* **Dataset excerpts**:
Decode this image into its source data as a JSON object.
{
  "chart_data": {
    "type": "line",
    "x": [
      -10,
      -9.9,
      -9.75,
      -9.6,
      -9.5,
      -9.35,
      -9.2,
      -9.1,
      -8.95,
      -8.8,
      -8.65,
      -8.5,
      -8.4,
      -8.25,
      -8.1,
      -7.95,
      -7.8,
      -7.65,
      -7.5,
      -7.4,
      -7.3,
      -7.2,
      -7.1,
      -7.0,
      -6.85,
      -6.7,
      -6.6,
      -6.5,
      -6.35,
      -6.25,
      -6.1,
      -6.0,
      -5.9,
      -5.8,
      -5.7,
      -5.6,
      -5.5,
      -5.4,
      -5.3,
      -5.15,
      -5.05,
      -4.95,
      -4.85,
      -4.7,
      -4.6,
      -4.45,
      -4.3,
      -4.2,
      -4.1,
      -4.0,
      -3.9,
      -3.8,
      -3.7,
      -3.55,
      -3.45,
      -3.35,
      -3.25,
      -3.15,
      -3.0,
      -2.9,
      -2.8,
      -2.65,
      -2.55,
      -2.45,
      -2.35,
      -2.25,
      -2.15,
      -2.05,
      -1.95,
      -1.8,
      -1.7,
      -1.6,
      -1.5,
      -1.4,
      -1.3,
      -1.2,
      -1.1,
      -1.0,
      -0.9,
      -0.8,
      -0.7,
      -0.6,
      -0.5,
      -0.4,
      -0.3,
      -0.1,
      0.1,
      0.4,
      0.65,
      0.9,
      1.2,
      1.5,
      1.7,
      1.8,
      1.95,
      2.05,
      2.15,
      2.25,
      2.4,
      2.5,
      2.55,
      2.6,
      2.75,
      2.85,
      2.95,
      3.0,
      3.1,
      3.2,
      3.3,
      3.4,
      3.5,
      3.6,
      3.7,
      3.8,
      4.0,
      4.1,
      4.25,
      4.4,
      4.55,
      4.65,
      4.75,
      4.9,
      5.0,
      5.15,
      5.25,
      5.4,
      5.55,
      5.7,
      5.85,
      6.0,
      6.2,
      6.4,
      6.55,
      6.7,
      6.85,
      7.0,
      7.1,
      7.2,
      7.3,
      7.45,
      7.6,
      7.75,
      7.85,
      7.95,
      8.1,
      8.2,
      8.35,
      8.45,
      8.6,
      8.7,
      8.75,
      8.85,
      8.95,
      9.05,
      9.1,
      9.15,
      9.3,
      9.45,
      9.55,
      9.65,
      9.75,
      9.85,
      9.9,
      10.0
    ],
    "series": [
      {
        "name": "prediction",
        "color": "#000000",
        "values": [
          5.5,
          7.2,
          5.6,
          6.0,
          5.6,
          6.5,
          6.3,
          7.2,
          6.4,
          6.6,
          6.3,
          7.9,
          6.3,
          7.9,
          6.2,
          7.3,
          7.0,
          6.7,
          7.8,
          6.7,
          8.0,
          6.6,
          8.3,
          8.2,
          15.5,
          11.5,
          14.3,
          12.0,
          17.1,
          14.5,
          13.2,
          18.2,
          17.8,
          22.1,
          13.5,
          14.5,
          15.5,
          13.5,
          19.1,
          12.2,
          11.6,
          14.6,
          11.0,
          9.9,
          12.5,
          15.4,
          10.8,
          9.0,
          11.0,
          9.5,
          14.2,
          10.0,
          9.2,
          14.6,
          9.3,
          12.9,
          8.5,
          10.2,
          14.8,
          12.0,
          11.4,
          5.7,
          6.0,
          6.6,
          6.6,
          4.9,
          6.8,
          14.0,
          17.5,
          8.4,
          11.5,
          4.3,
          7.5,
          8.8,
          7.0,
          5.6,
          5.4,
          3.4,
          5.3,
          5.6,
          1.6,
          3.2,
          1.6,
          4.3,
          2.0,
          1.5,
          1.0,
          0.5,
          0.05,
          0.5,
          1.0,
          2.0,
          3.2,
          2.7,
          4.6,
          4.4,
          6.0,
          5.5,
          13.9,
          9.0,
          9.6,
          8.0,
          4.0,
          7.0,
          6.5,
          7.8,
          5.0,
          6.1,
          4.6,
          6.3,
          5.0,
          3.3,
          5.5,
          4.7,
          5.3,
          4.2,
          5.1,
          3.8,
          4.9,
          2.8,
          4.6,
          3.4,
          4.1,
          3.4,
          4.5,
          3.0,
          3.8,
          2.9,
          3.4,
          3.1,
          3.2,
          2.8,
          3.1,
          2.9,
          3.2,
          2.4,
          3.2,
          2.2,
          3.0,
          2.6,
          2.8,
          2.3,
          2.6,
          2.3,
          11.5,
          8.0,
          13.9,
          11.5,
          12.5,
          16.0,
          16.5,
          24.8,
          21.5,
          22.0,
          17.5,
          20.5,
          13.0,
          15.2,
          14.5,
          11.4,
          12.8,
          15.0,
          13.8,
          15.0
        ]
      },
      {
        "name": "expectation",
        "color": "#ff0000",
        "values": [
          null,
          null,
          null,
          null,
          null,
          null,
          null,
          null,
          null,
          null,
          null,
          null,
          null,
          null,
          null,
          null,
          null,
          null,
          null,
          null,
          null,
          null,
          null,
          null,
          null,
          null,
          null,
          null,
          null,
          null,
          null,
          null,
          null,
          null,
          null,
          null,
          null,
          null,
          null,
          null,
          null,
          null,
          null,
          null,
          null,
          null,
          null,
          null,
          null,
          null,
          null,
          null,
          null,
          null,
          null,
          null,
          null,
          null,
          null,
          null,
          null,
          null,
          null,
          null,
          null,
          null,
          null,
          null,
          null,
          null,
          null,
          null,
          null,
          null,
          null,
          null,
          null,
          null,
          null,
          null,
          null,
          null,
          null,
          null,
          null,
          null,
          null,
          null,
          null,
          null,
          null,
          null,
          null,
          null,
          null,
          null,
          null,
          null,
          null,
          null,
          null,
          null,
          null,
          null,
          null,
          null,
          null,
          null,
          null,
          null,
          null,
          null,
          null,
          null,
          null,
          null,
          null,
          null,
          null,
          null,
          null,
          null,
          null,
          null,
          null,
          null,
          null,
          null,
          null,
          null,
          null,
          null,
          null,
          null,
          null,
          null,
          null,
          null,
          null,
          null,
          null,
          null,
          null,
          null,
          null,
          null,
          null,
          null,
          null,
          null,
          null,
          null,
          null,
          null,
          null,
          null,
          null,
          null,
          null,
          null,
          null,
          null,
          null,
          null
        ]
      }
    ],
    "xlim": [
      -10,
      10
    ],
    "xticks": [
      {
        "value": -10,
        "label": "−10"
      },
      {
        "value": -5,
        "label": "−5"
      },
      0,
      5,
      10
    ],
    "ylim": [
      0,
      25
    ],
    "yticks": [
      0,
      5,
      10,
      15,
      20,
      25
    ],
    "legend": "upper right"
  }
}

* **The request**:
Output the records above in their entirety, exactly.

* **Solution for this exercise**:
Decode this image into its source data as a JSON object.
{
  "chart_data": {
    "type": "line",
    "x": [
      -10,
      -9.9,
      -9.75,
      -9.6,
      -9.5,
      -9.35,
      -9.2,
      -9.1,
      -8.95,
      -8.8,
      -8.65,
      -8.5,
      -8.4,
      -8.25,
      -8.1,
      -7.95,
      -7.8,
      -7.65,
      -7.5,
      -7.4,
      -7.3,
      -7.2,
      -7.1,
      -7.0,
      -6.85,
      -6.7,
      -6.6,
      -6.5,
      -6.35,
      -6.25,
      -6.1,
      -6.0,
      -5.9,
      -5.8,
      -5.7,
      -5.6,
      -5.5,
      -5.4,
      -5.3,
      -5.15,
      -5.05,
      -4.95,
      -4.85,
      -4.7,
      -4.6,
      -4.45,
      -4.3,
      -4.2,
      -4.1,
      -4.0,
      -3.9,
      -3.8,
      -3.7,
      -3.55,
      -3.45,
      -3.35,
      -3.25,
      -3.15,
      -3.0,
      -2.9,
      -2.8,
      -2.65,
      -2.55,
      -2.45,
      -2.35,
      -2.25,
      -2.15,
      -2.05,
      -1.95,
      -1.8,
      -1.7,
      -1.6,
      -1.5,
      -1.4,
      -1.3,
      -1.2,
      -1.1,
      -1.0,
      -0.9,
      -0.8,
      -0.7,
      -0.6,
      -0.5,
      -0.4,
      -0.3,
      -0.1,
      0.1,
      0.4,
      0.65,
      0.9,
      1.2,
      1.5,
      1.7,
      1.8,
      1.95,
      2.05,
      2.15,
      2.25,
      2.4,
      2.5,
      2.55,
      2.6,
      2.75,
      2.85,
      2.95,
      3.0,
      3.1,
      3.2,
      3.3,
      3.4,
      3.5,
      3.6,
      3.7,
      3.8,
      4.0,
      4.1,
      4.25,
      4.4,
      4.55,
      4.65,
      4.75,
      4.9,
      5.0,
      5.15,
      5.25,
      5.4,
      5.55,
      5.7,
      5.85,
      6.0,
      6.2,
      6.4,
      6.55,
      6.7,
      6.85,
      7.0,
      7.1,
      7.2,
      7.3,
      7.45,
      7.6,
      7.75,
      7.85,
      7.95,
      8.1,
      8.2,
      8.35,
      8.45,
      8.6,
      8.7,
      8.75,
      8.85,
      8.95,
      9.05,
      9.1,
      9.15,
      9.3,
      9.45,
      9.55,
      9.65,
      9.75,
      9.85,
      9.9,
      10.0
    ],
    "series": [
      {
        "name": "prediction",
        "color": "#000000",
        "values": [
          5.5,
          7.2,
          5.6,
          6.0,
          5.6,
          6.5,
          6.3,
          7.2,
          6.4,
          6.6,
          6.3,
          7.9,
          6.3,
          7.9,
          6.2,
          7.3,
          7.0,
          6.7,
          7.8,
          6.7,
          8.0,
          6.6,
          8.3,
          8.2,
          15.5,
          11.5,
          14.3,
          12.0,
          17.1,
          14.5,
          13.2,
          18.2,
          17.8,
          22.1,
          13.5,
          14.5,
          15.5,
          13.5,
          19.1,
          12.2,
          11.6,
          14.6,
          11.0,
          9.9,
          12.5,
          15.4,
          10.8,
          9.0,
          11.0,
          9.5,
          14.2,
          10.0,
          9.2,
          14.6,
          9.3,
          12.9,
          8.5,
          10.2,
          14.8,
          12.0,
          11.4,
          5.7,
          6.0,
          6.6,
          6.6,
          4.9,
          6.8,
          14.0,
          17.5,
          8.4,
          11.5,
          4.3,
          7.5,
          8.8,
          7.0,
          5.6,
          5.4,
          3.4,
          5.3,
          5.6,
          1.6,
          3.2,
          1.6,
          4.3,
          2.0,
          1.5,
          1.0,
          0.5,
          0.05,
          0.5,
          1.0,
          2.0,
          3.2,
          2.7,
          4.6,
          4.4,
          6.0,
          5.5,
          13.9,
          9.0,
          9.6,
          8.0,
          4.0,
          7.0,
          6.5,
          7.8,
          5.0,
          6.1,
          4.6,
          6.3,
          5.0,
          3.3,
          5.5,
          4.7,
          5.3,
          4.2,
          5.1,
          3.8,
          4.9,
          2.8,
          4.6,
          3.4,
          4.1,
          3.4,
          4.5,
          3.0,
          3.8,
          2.9,
          3.4,
          3.1,
          3.2,
          2.8,
          3.1,
          2.9,
          3.2,
          2.4,
          3.2,
          2.2,
          3.0,
          2.6,
          2.8,
          2.3,
          2.6,
          2.3,
          11.5,
          8.0,
          13.9,
          11.5,
          12.5,
          16.0,
          16.5,
          24.8,
          21.5,
          22.0,
          17.5,
          20.5,
          13.0,
          15.2,
          14.5,
          11.4,
          12.8,
          15.0,
          13.8,
          15.0
        ]
      },
      {
        "name": "expectation",
        "color": "#ff0000",
        "values": [
          null,
          null,
          null,
          null,
          null,
          null,
          null,
          null,
          null,
          null,
          null,
          null,
          null,
          null,
          null,
          null,
          null,
          null,
          null,
          null,
          null,
          null,
          null,
          null,
          null,
          null,
          null,
          null,
          null,
          null,
          null,
          null,
          null,
          null,
          null,
          null,
          null,
          null,
          null,
          null,
          null,
          null,
          null,
          null,
          null,
          null,
          null,
          null,
          null,
          null,
          null,
          null,
          null,
          null,
          null,
          null,
          null,
          null,
          null,
          null,
          null,
          null,
          null,
          null,
          null,
          null,
          null,
          null,
          null,
          null,
          null,
          null,
          null,
          null,
          null,
          null,
          null,
          null,
          null,
          null,
          null,
          null,
          null,
          null,
          null,
          null,
          null,
          null,
          null,
          null,
          null,
          null,
          null,
          null,
          null,
          null,
          null,
          null,
          null,
          null,
          null,
          null,
          null,
          null,
          null,
          null,
          null,
          null,
          null,
          null,
          null,
          null,
          null,
          null,
          null,
          null,
          null,
          null,
          null,
          null,
          null,
          null,
          null,
          null,
          null,
          null,
          null,
          null,
          null,
          null,
          null,
          null,
          null,
          null,
          null,
          null,
          null,
          null,
          null,
          null,
          null,
          null,
          null,
          null,
          null,
          null,
          null,
          null,
          null,
          null,
          null,
          null,
          null,
          null,
          null,
          null,
          null,
          null,
          null,
          null,
          null,
          null,
          null,
          null
        ]
      }
    ],
    "xlim": [
      -10,
      10
    ],
    "xticks": [
      {
        "value": -10,
        "label": "−10"
      },
      {
        "value": -5,
        "label": "−5"
      },
      0,
      5,
      10
    ],
    "ylim": [
      0,
      25
    ],
    "yticks": [
      0,
      5,
      10,
      15,
      20,
      25
    ],
    "legend": "upper right"
  }
}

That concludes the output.